— START —

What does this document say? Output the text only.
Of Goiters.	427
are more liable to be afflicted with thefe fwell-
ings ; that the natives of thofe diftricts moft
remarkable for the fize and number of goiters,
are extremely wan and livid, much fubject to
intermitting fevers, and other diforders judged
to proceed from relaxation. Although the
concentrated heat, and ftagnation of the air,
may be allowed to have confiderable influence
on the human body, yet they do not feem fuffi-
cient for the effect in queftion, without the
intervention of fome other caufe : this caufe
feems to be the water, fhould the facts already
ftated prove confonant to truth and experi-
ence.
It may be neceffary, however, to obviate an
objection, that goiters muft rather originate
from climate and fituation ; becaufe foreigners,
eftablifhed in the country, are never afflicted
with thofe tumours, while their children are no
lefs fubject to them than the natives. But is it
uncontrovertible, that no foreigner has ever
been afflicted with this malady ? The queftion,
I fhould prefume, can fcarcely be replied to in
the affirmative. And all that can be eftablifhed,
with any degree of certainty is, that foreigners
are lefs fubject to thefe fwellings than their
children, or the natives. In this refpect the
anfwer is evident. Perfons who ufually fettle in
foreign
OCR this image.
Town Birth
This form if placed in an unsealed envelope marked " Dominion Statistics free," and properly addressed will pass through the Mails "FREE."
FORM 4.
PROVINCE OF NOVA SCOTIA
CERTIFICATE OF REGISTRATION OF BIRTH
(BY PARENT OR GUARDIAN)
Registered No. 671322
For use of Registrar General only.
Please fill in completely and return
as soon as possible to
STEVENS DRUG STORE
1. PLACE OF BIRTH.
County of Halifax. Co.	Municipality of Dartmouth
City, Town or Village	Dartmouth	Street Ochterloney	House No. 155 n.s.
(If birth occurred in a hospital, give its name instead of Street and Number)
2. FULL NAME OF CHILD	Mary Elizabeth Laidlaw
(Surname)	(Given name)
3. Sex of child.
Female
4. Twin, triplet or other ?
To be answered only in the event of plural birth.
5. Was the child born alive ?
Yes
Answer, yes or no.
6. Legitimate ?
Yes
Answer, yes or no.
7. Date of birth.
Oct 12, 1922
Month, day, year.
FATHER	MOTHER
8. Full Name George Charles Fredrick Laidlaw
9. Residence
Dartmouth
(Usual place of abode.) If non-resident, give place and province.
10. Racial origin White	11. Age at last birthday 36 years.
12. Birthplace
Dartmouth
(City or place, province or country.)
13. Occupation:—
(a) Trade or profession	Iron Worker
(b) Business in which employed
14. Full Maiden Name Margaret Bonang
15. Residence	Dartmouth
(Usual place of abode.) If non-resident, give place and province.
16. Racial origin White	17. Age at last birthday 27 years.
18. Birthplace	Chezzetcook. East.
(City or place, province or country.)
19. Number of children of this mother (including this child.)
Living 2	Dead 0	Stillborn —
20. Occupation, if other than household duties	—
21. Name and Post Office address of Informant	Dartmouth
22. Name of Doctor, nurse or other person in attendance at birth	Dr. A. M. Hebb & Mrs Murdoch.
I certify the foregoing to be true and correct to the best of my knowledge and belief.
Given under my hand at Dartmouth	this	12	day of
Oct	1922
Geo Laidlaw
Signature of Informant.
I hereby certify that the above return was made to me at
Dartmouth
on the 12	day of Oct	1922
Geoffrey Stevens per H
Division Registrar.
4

— END —

◆ TASK TO CARRY OUT
Return all of the entries exactly as written.

◆ SOLUTION FOR THIS EXERCISE
What does this document say? Output the text only.
Of Goiters.	427
are more liable to be afflicted with thefe fwell-
ings ; that the natives of thofe diftricts moft
remarkable for the fize and number of goiters,
are extremely wan and livid, much fubject to
intermitting fevers, and other diforders judged
to proceed from relaxation. Although the
concentrated heat, and ftagnation of the air,
may be allowed to have confiderable influence
on the human body, yet they do not feem fuffi-
cient for the effect in queftion, without the
intervention of fome other caufe : this caufe
feems to be the water, fhould the facts already
ftated prove confonant to truth and experi-
ence.
It may be neceffary, however, to obviate an
objection, that goiters muft rather originate
from climate and fituation ; becaufe foreigners,
eftablifhed in the country, are never afflicted
with thofe tumours, while their children are no
lefs fubject to them than the natives. But is it
uncontrovertible, that no foreigner has ever
been afflicted with this malady ? The queftion,
I fhould prefume, can fcarcely be replied to in
the affirmative. And all that can be eftablifhed,
with any degree of certainty is, that foreigners
are lefs fubject to thefe fwellings than their
children, or the natives. In this refpect the
anfwer is evident. Perfons who ufually fettle in
foreign
OCR this image.
Town Birth
This form if placed in an unsealed envelope marked " Dominion Statistics free," and properly addressed will pass through the Mails "FREE."
FORM 4.
PROVINCE OF NOVA SCOTIA
CERTIFICATE OF REGISTRATION OF BIRTH
(BY PARENT OR GUARDIAN)
Registered No. 671322
For use of Registrar General only.
Please fill in completely and return
as soon as possible to
STEVENS DRUG STORE
1. PLACE OF BIRTH.
County of Halifax. Co.	Municipality of Dartmouth
City, Town or Village	Dartmouth	Street Ochterloney	House No. 155 n.s.
(If birth occurred in a hospital, give its name instead of Street and Number)
2. FULL NAME OF CHILD	Mary Elizabeth Laidlaw
(Surname)	(Given name)
3. Sex of child.
Female
4. Twin, triplet or other ?
To be answered only in the event of plural birth.
5. Was the child born alive ?
Yes
Answer, yes or no.
6. Legitimate ?
Yes
Answer, yes or no.
7. Date of birth.
Oct 12, 1922
Month, day, year.
FATHER	MOTHER
8. Full Name George Charles Fredrick Laidlaw
9. Residence
Dartmouth
(Usual place of abode.) If non-resident, give place and province.
10. Racial origin White	11. Age at last birthday 36 years.
12. Birthplace
Dartmouth
(City or place, province or country.)
13. Occupation:—
(a) Trade or profession	Iron Worker
(b) Business in which employed
14. Full Maiden Name Margaret Bonang
15. Residence	Dartmouth
(Usual place of abode.) If non-resident, give place and province.
16. Racial origin White	17. Age at last birthday 27 years.
18. Birthplace	Chezzetcook. East.
(City or place, province or country.)
19. Number of children of this mother (including this child.)
Living 2	Dead 0	Stillborn —
20. Occupation, if other than household duties	—
21. Name and Post Office address of Informant	Dartmouth
22. Name of Doctor, nurse or other person in attendance at birth	Dr. A. M. Hebb & Mrs Murdoch.
I certify the foregoing to be true and correct to the best of my knowledge and belief.
Given under my hand at Dartmouth	this	12	day of
Oct	1922
Geo Laidlaw
Signature of Informant.
I hereby certify that the above return was made to me at
Dartmouth
on the 12	day of Oct	1922
Geoffrey Stevens per H
Division Registrar.
4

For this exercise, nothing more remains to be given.